PROBLEM TO WORK ON → Strip the pictures and reproduce the rest of the listing exactly.

DATA LINES →

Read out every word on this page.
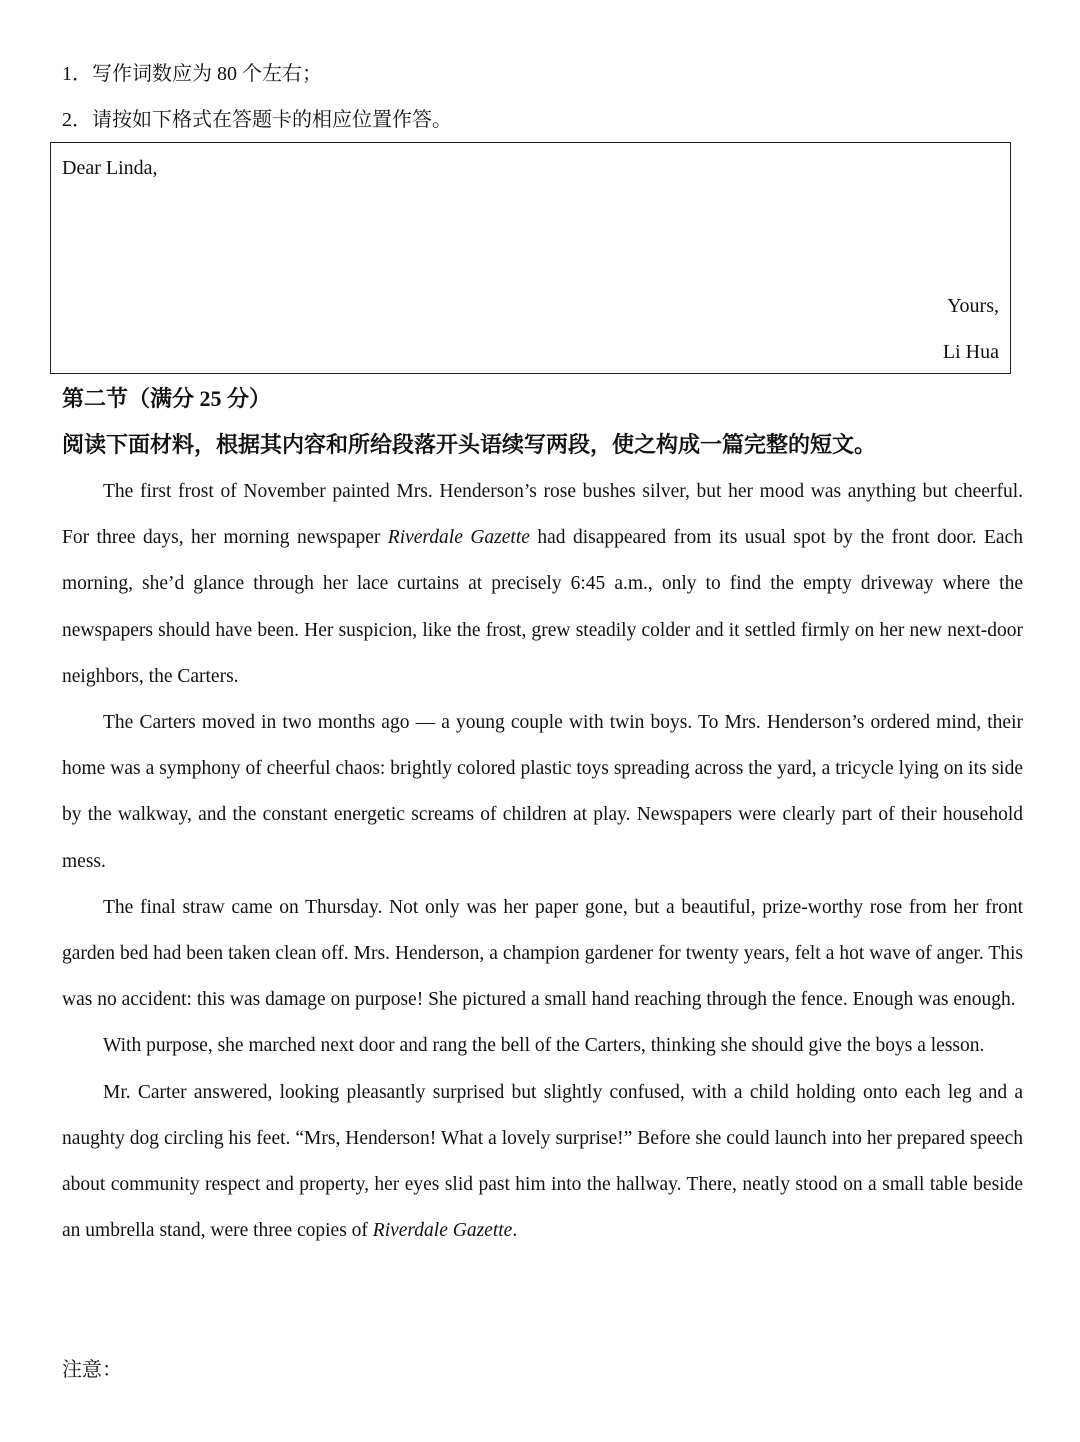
1．写作词数应为 80 个左右；
2．请按如下格式在答题卡的相应位置作答。
Dear Linda,
Yours,
Li Hua
第二节（满分 25 分）
阅读下面材料，根据其内容和所给段落开头语续写两段，使之构成一篇完整的短文。

The first frost of November painted Mrs. Henderson’s rose bushes silver, but her mood was anything but cheerful. For three days, her morning newspaper Riverdale Gazette had disappeared from its usual spot by the front door. Each morning, she’d glance through her lace curtains at precisely 6:45 a.m., only to find the empty driveway where the newspapers should have been. Her suspicion, like the frost, grew steadily colder and it settled firmly on her new next-door neighbors, the Carters.

The Carters moved in two months ago — a young couple with twin boys. To Mrs. Henderson’s ordered mind, their home was a symphony of cheerful chaos: brightly colored plastic toys spreading across the yard, a tricycle lying on its side by the walkway, and the constant energetic screams of children at play. Newspapers were clearly part of their household mess.

The final straw came on Thursday. Not only was her paper gone, but a beautiful, prize-worthy rose from her front garden bed had been taken clean off. Mrs. Henderson, a champion gardener for twenty years, felt a hot wave of anger. This was no accident: this was damage on purpose! She pictured a small hand reaching through the fence. Enough was enough.

With purpose, she marched next door and rang the bell of the Carters, thinking she should give the boys a lesson.

Mr. Carter answered, looking pleasantly surprised but slightly confused, with a child holding onto each leg and a naughty dog circling his feet. “Mrs, Henderson! What a lovely surprise!” Before she could launch into her prepared speech about community respect and property, her eyes slid past him into the hallway. There, neatly stood on a small table beside an umbrella stand, were three copies of Riverdale Gazette.

注意：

COMPLETED EXERCISE →
Read out every word on this page.
1．写作词数应为 80 个左右；
2．请按如下格式在答题卡的相应位置作答。
Dear Linda,
Yours,
Li Hua
第二节（满分 25 分）
阅读下面材料，根据其内容和所给段落开头语续写两段，使之构成一篇完整的短文。

The first frost of November painted Mrs. Henderson’s rose bushes silver, but her mood was anything but cheerful. For three days, her morning newspaper Riverdale Gazette had disappeared from its usual spot by the front door. Each morning, she’d glance through her lace curtains at precisely 6:45 a.m., only to find the empty driveway where the newspapers should have been. Her suspicion, like the frost, grew steadily colder and it settled firmly on her new next-door neighbors, the Carters.

The Carters moved in two months ago — a young couple with twin boys. To Mrs. Henderson’s ordered mind, their home was a symphony of cheerful chaos: brightly colored plastic toys spreading across the yard, a tricycle lying on its side by the walkway, and the constant energetic screams of children at play. Newspapers were clearly part of their household mess.

The final straw came on Thursday. Not only was her paper gone, but a beautiful, prize-worthy rose from her front garden bed had been taken clean off. Mrs. Henderson, a champion gardener for twenty years, felt a hot wave of anger. This was no accident: this was damage on purpose! She pictured a small hand reaching through the fence. Enough was enough.

With purpose, she marched next door and rang the bell of the Carters, thinking she should give the boys a lesson.

Mr. Carter answered, looking pleasantly surprised but slightly confused, with a child holding onto each leg and a naughty dog circling his feet. “Mrs, Henderson! What a lovely surprise!” Before she could launch into her prepared speech about community respect and property, her eyes slid past him into the hallway. There, neatly stood on a small table beside an umbrella stand, were three copies of Riverdale Gazette.

注意：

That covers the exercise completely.